- [EXERCISE DIRECTIONS]:
All of the data below must be repeated exactly.

[Dataset excerpt]
(begin)

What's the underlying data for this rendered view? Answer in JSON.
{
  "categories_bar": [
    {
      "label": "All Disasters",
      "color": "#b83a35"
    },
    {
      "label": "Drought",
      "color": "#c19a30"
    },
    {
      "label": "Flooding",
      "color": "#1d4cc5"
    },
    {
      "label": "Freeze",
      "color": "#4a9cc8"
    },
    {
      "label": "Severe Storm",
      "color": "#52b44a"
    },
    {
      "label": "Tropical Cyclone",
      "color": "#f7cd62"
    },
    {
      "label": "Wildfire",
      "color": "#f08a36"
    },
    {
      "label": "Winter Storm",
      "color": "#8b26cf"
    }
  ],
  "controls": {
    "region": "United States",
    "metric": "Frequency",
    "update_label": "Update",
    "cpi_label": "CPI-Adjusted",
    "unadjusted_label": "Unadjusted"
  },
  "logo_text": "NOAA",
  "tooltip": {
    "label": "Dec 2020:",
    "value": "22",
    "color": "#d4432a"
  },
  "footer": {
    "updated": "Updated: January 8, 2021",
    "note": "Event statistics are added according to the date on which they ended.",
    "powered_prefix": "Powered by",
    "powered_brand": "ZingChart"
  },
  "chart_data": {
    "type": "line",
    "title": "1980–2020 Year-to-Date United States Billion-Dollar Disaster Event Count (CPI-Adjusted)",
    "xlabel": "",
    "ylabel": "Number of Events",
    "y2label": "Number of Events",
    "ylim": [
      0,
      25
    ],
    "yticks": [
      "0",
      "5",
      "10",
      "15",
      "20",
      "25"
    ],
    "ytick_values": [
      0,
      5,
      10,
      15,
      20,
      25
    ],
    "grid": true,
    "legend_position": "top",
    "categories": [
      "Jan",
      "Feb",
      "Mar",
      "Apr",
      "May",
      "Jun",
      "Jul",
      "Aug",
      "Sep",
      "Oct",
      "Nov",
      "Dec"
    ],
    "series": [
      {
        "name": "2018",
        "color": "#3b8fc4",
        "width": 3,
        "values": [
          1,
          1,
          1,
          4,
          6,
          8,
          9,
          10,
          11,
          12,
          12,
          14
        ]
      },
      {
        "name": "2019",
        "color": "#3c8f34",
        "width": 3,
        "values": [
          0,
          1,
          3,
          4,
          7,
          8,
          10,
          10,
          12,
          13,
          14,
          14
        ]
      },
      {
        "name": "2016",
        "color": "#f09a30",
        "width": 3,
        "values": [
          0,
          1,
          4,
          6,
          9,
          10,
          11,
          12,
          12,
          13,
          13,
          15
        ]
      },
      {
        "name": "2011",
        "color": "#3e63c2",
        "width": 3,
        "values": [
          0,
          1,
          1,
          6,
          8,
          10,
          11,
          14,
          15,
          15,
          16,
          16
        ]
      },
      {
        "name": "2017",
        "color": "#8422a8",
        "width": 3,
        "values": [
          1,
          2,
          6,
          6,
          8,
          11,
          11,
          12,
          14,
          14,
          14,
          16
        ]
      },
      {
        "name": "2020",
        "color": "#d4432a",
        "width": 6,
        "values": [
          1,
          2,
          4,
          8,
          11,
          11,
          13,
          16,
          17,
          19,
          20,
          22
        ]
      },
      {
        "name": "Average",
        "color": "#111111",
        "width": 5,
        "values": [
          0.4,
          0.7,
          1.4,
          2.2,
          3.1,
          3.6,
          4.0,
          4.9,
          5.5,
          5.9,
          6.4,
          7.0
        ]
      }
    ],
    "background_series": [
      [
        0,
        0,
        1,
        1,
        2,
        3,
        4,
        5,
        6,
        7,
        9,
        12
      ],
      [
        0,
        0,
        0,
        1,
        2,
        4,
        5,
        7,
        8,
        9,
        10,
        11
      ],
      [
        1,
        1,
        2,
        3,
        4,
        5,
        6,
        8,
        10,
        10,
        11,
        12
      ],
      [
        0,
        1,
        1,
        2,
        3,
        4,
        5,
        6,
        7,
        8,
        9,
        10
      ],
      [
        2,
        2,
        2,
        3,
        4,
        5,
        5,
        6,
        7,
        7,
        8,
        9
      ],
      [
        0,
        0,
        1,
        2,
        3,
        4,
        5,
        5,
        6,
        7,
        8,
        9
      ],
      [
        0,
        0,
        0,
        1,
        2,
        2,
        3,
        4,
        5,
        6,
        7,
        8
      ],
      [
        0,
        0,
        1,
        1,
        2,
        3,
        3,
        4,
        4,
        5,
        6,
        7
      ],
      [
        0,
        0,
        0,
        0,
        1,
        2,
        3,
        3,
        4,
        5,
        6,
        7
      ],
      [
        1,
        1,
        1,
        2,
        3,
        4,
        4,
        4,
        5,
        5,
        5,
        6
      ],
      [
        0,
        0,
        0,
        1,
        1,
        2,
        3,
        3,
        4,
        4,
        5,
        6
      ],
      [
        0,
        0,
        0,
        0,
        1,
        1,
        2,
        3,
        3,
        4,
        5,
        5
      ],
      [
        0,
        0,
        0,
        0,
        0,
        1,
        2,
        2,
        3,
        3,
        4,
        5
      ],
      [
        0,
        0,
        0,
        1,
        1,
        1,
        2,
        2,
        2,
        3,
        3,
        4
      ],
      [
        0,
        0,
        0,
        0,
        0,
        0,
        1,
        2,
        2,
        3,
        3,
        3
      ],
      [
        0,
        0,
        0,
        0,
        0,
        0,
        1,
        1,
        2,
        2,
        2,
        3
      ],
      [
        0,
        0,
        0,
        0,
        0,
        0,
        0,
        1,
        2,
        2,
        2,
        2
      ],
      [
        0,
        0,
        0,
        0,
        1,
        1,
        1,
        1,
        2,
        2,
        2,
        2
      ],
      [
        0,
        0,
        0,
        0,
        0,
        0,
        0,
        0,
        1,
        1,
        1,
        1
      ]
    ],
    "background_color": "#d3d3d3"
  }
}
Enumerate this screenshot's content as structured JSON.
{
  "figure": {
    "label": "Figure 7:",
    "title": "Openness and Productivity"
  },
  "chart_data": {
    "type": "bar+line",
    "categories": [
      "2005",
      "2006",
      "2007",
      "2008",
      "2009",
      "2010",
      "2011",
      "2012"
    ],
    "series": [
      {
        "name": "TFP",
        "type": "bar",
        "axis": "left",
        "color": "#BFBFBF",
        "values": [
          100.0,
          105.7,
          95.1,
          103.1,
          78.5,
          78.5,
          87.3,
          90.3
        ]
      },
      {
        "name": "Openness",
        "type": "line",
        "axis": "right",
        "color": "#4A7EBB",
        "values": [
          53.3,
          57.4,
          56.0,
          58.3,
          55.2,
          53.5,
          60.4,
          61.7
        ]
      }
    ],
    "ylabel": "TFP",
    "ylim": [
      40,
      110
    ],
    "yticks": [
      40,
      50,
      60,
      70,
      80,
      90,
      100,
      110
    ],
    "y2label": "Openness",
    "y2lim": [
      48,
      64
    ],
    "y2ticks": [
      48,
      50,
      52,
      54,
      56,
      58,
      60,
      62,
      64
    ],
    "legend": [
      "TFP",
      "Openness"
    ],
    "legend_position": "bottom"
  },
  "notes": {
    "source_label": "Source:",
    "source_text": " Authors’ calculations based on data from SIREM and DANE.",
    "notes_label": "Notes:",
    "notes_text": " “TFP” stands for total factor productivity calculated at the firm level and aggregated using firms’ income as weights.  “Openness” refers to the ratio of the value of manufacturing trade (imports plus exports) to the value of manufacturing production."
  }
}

(end)

- [SOLUTION TO THIS EXERCISE]:
What's the underlying data for this rendered view? Answer in JSON.
{
  "categories_bar": [
    {
      "label": "All Disasters",
      "color": "#b83a35"
    },
    {
      "label": "Drought",
      "color": "#c19a30"
    },
    {
      "label": "Flooding",
      "color": "#1d4cc5"
    },
    {
      "label": "Freeze",
      "color": "#4a9cc8"
    },
    {
      "label": "Severe Storm",
      "color": "#52b44a"
    },
    {
      "label": "Tropical Cyclone",
      "color": "#f7cd62"
    },
    {
      "label": "Wildfire",
      "color": "#f08a36"
    },
    {
      "label": "Winter Storm",
      "color": "#8b26cf"
    }
  ],
  "controls": {
    "region": "United States",
    "metric": "Frequency",
    "update_label": "Update",
    "cpi_label": "CPI-Adjusted",
    "unadjusted_label": "Unadjusted"
  },
  "logo_text": "NOAA",
  "tooltip": {
    "label": "Dec 2020:",
    "value": "22",
    "color": "#d4432a"
  },
  "footer": {
    "updated": "Updated: January 8, 2021",
    "note": "Event statistics are added according to the date on which they ended.",
    "powered_prefix": "Powered by",
    "powered_brand": "ZingChart"
  },
  "chart_data": {
    "type": "line",
    "title": "1980–2020 Year-to-Date United States Billion-Dollar Disaster Event Count (CPI-Adjusted)",
    "xlabel": "",
    "ylabel": "Number of Events",
    "y2label": "Number of Events",
    "ylim": [
      0,
      25
    ],
    "yticks": [
      "0",
      "5",
      "10",
      "15",
      "20",
      "25"
    ],
    "ytick_values": [
      0,
      5,
      10,
      15,
      20,
      25
    ],
    "grid": true,
    "legend_position": "top",
    "categories": [
      "Jan",
      "Feb",
      "Mar",
      "Apr",
      "May",
      "Jun",
      "Jul",
      "Aug",
      "Sep",
      "Oct",
      "Nov",
      "Dec"
    ],
    "series": [
      {
        "name": "2018",
        "color": "#3b8fc4",
        "width": 3,
        "values": [
          1,
          1,
          1,
          4,
          6,
          8,
          9,
          10,
          11,
          12,
          12,
          14
        ]
      },
      {
        "name": "2019",
        "color": "#3c8f34",
        "width": 3,
        "values": [
          0,
          1,
          3,
          4,
          7,
          8,
          10,
          10,
          12,
          13,
          14,
          14
        ]
      },
      {
        "name": "2016",
        "color": "#f09a30",
        "width": 3,
        "values": [
          0,
          1,
          4,
          6,
          9,
          10,
          11,
          12,
          12,
          13,
          13,
          15
        ]
      },
      {
        "name": "2011",
        "color": "#3e63c2",
        "width": 3,
        "values": [
          0,
          1,
          1,
          6,
          8,
          10,
          11,
          14,
          15,
          15,
          16,
          16
        ]
      },
      {
        "name": "2017",
        "color": "#8422a8",
        "width": 3,
        "values": [
          1,
          2,
          6,
          6,
          8,
          11,
          11,
          12,
          14,
          14,
          14,
          16
        ]
      },
      {
        "name": "2020",
        "color": "#d4432a",
        "width": 6,
        "values": [
          1,
          2,
          4,
          8,
          11,
          11,
          13,
          16,
          17,
          19,
          20,
          22
        ]
      },
      {
        "name": "Average",
        "color": "#111111",
        "width": 5,
        "values": [
          0.4,
          0.7,
          1.4,
          2.2,
          3.1,
          3.6,
          4.0,
          4.9,
          5.5,
          5.9,
          6.4,
          7.0
        ]
      }
    ],
    "background_series": [
      [
        0,
        0,
        1,
        1,
        2,
        3,
        4,
        5,
        6,
        7,
        9,
        12
      ],
      [
        0,
        0,
        0,
        1,
        2,
        4,
        5,
        7,
        8,
        9,
        10,
        11
      ],
      [
        1,
        1,
        2,
        3,
        4,
        5,
        6,
        8,
        10,
        10,
        11,
        12
      ],
      [
        0,
        1,
        1,
        2,
        3,
        4,
        5,
        6,
        7,
        8,
        9,
        10
      ],
      [
        2,
        2,
        2,
        3,
        4,
        5,
        5,
        6,
        7,
        7,
        8,
        9
      ],
      [
        0,
        0,
        1,
        2,
        3,
        4,
        5,
        5,
        6,
        7,
        8,
        9
      ],
      [
        0,
        0,
        0,
        1,
        2,
        2,
        3,
        4,
        5,
        6,
        7,
        8
      ],
      [
        0,
        0,
        1,
        1,
        2,
        3,
        3,
        4,
        4,
        5,
        6,
        7
      ],
      [
        0,
        0,
        0,
        0,
        1,
        2,
        3,
        3,
        4,
        5,
        6,
        7
      ],
      [
        1,
        1,
        1,
        2,
        3,
        4,
        4,
        4,
        5,
        5,
        5,
        6
      ],
      [
        0,
        0,
        0,
        1,
        1,
        2,
        3,
        3,
        4,
        4,
        5,
        6
      ],
      [
        0,
        0,
        0,
        0,
        1,
        1,
        2,
        3,
        3,
        4,
        5,
        5
      ],
      [
        0,
        0,
        0,
        0,
        0,
        1,
        2,
        2,
        3,
        3,
        4,
        5
      ],
      [
        0,
        0,
        0,
        1,
        1,
        1,
        2,
        2,
        2,
        3,
        3,
        4
      ],
      [
        0,
        0,
        0,
        0,
        0,
        0,
        1,
        2,
        2,
        3,
        3,
        3
      ],
      [
        0,
        0,
        0,
        0,
        0,
        0,
        1,
        1,
        2,
        2,
        2,
        3
      ],
      [
        0,
        0,
        0,
        0,
        0,
        0,
        0,
        1,
        2,
        2,
        2,
        2
      ],
      [
        0,
        0,
        0,
        0,
        1,
        1,
        1,
        1,
        2,
        2,
        2,
        2
      ],
      [
        0,
        0,
        0,
        0,
        0,
        0,
        0,
        0,
        1,
        1,
        1,
        1
      ]
    ],
    "background_color": "#d3d3d3"
  }
}
Enumerate this screenshot's content as structured JSON.
{
  "figure": {
    "label": "Figure 7:",
    "title": "Openness and Productivity"
  },
  "chart_data": {
    "type": "bar+line",
    "categories": [
      "2005",
      "2006",
      "2007",
      "2008",
      "2009",
      "2010",
      "2011",
      "2012"
    ],
    "series": [
      {
        "name": "TFP",
        "type": "bar",
        "axis": "left",
        "color": "#BFBFBF",
        "values": [
          100.0,
          105.7,
          95.1,
          103.1,
          78.5,
          78.5,
          87.3,
          90.3
        ]
      },
      {
        "name": "Openness",
        "type": "line",
        "axis": "right",
        "color": "#4A7EBB",
        "values": [
          53.3,
          57.4,
          56.0,
          58.3,
          55.2,
          53.5,
          60.4,
          61.7
        ]
      }
    ],
    "ylabel": "TFP",
    "ylim": [
      40,
      110
    ],
    "yticks": [
      40,
      50,
      60,
      70,
      80,
      90,
      100,
      110
    ],
    "y2label": "Openness",
    "y2lim": [
      48,
      64
    ],
    "y2ticks": [
      48,
      50,
      52,
      54,
      56,
      58,
      60,
      62,
      64
    ],
    "legend": [
      "TFP",
      "Openness"
    ],
    "legend_position": "bottom"
  },
  "notes": {
    "source_label": "Source:",
    "source_text": " Authors’ calculations based on data from SIREM and DANE.",
    "notes_label": "Notes:",
    "notes_text": " “TFP” stands for total factor productivity calculated at the firm level and aggregated using firms’ income as weights.  “Openness” refers to the ratio of the value of manufacturing trade (imports plus exports) to the value of manufacturing production."
  }
}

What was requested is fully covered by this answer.